Omit all pictures. Copy the rest of the material exactly.

Saved entries:
---------------

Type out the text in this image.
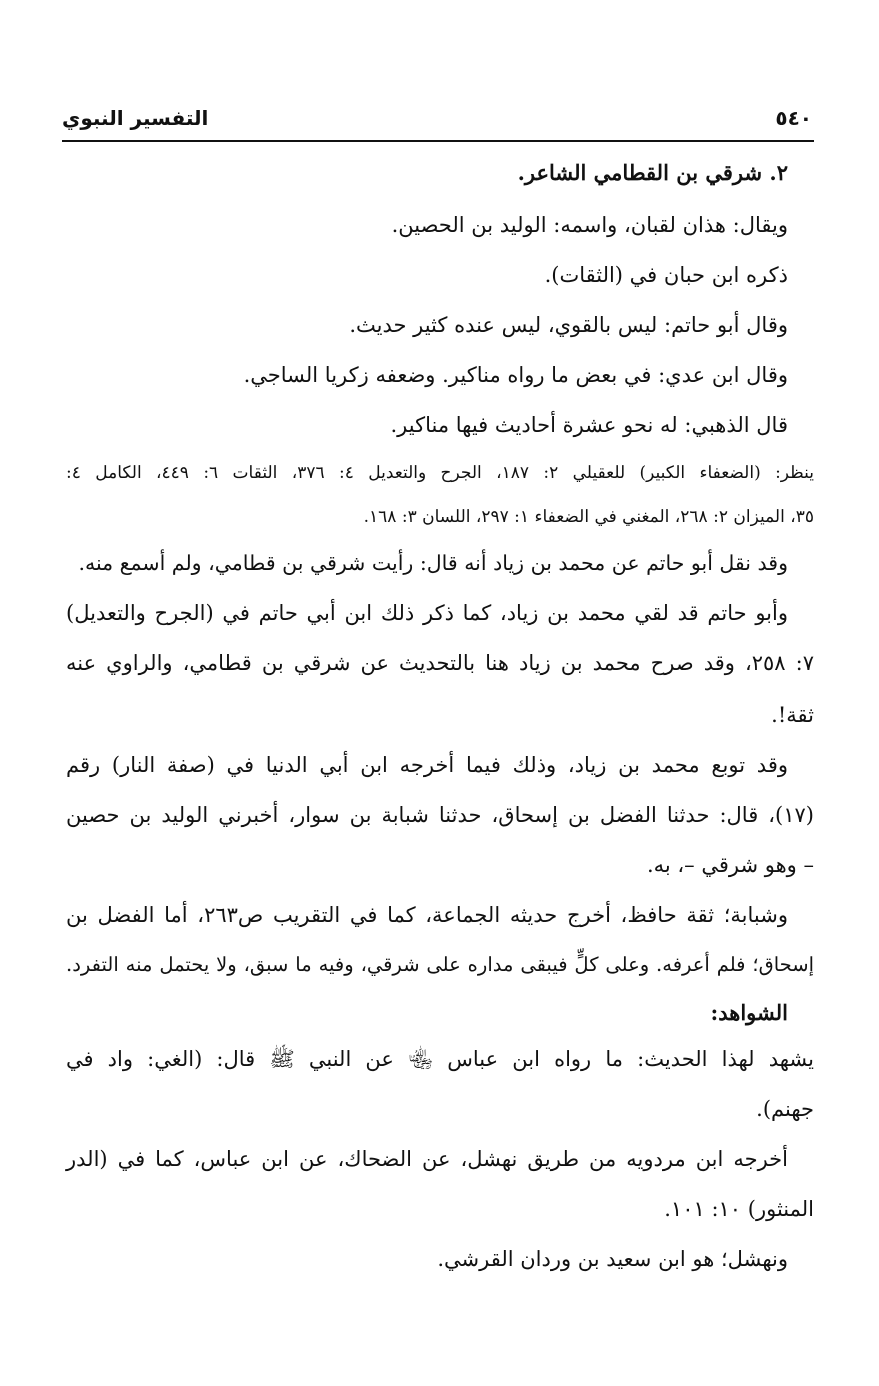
التفسير النبوي	٥٤٠
٢. شرقي بن القطامي الشاعر.
ويقال: هذان لقبان، واسمه: الوليد بن الحصين.
ذكره ابن حبان في (الثقات).
وقال أبو حاتم: ليس بالقوي، ليس عنده كثير حديث.
وقال ابن عدي: في بعض ما رواه مناكير. وضعفه زكريا الساجي.
قال الذهبي: له نحو عشرة أحاديث فيها مناكير.
ينظر: (الضعفاء الكبير) للعقيلي ٢: ١٨٧، الجرح والتعديل ٤: ٣٧٦، الثقات ٦: ٤٤٩، الكامل ٤:
٣٥، الميزان ٢: ٢٦٨، المغني في الضعفاء ١: ٢٩٧، اللسان ٣: ١٦٨.
وقد نقل أبو حاتم عن محمد بن زياد أنه قال: رأيت شرقي بن قطامي، ولم أسمع منه.
وأبو حاتم قد لقي محمد بن زياد، كما ذكر ذلك ابن أبي حاتم في (الجرح والتعديل)
٧: ٢٥٨، وقد صرح محمد بن زياد هنا بالتحديث عن شرقي بن قطامي، والراوي عنه
ثقة!.
وقد توبع محمد بن زياد، وذلك فيما أخرجه ابن أبي الدنيا في (صفة النار) رقم
(١٧)، قال: حدثنا الفضل بن إسحاق، حدثنا شبابة بن سوار، أخبرني الوليد بن حصين
– وهو شرقي –، به.
وشبابة؛ ثقة حافظ، أخرج حديثه الجماعة، كما في التقريب ص٢٦٣، أما الفضل بن
إسحاق؛ فلم أعرفه. وعلى كلٍّ فيبقى مداره على شرقي، وفيه ما سبق، ولا يحتمل منه التفرد.
الشواهد:
يشهد لهذا الحديث: ما رواه ابن عباس ﵄ عن النبي ﷺ قال: (الغي: واد في
جهنم).
أخرجه ابن مردويه من طريق نهشل، عن الضحاك، عن ابن عباس، كما في (الدر
المنثور) ١٠: ١٠١.
ونهشل؛ هو ابن سعيد بن وردان القرشي.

---------------

■ Solution to this task ■
Type out the text in this image.
التفسير النبوي	٥٤٠
٢. شرقي بن القطامي الشاعر.
ويقال: هذان لقبان، واسمه: الوليد بن الحصين.
ذكره ابن حبان في (الثقات).
وقال أبو حاتم: ليس بالقوي، ليس عنده كثير حديث.
وقال ابن عدي: في بعض ما رواه مناكير. وضعفه زكريا الساجي.
قال الذهبي: له نحو عشرة أحاديث فيها مناكير.
ينظر: (الضعفاء الكبير) للعقيلي ٢: ١٨٧، الجرح والتعديل ٤: ٣٧٦، الثقات ٦: ٤٤٩، الكامل ٤:
٣٥، الميزان ٢: ٢٦٨، المغني في الضعفاء ١: ٢٩٧، اللسان ٣: ١٦٨.
وقد نقل أبو حاتم عن محمد بن زياد أنه قال: رأيت شرقي بن قطامي، ولم أسمع منه.
وأبو حاتم قد لقي محمد بن زياد، كما ذكر ذلك ابن أبي حاتم في (الجرح والتعديل)
٧: ٢٥٨، وقد صرح محمد بن زياد هنا بالتحديث عن شرقي بن قطامي، والراوي عنه
ثقة!.
وقد توبع محمد بن زياد، وذلك فيما أخرجه ابن أبي الدنيا في (صفة النار) رقم
(١٧)، قال: حدثنا الفضل بن إسحاق، حدثنا شبابة بن سوار، أخبرني الوليد بن حصين
– وهو شرقي –، به.
وشبابة؛ ثقة حافظ، أخرج حديثه الجماعة، كما في التقريب ص٢٦٣، أما الفضل بن
إسحاق؛ فلم أعرفه. وعلى كلٍّ فيبقى مداره على شرقي، وفيه ما سبق، ولا يحتمل منه التفرد.
الشواهد:
يشهد لهذا الحديث: ما رواه ابن عباس ﵄ عن النبي ﷺ قال: (الغي: واد في
جهنم).
أخرجه ابن مردويه من طريق نهشل، عن الضحاك، عن ابن عباس، كما في (الدر
المنثور) ١٠: ١٠١.
ونهشل؛ هو ابن سعيد بن وردان القرشي.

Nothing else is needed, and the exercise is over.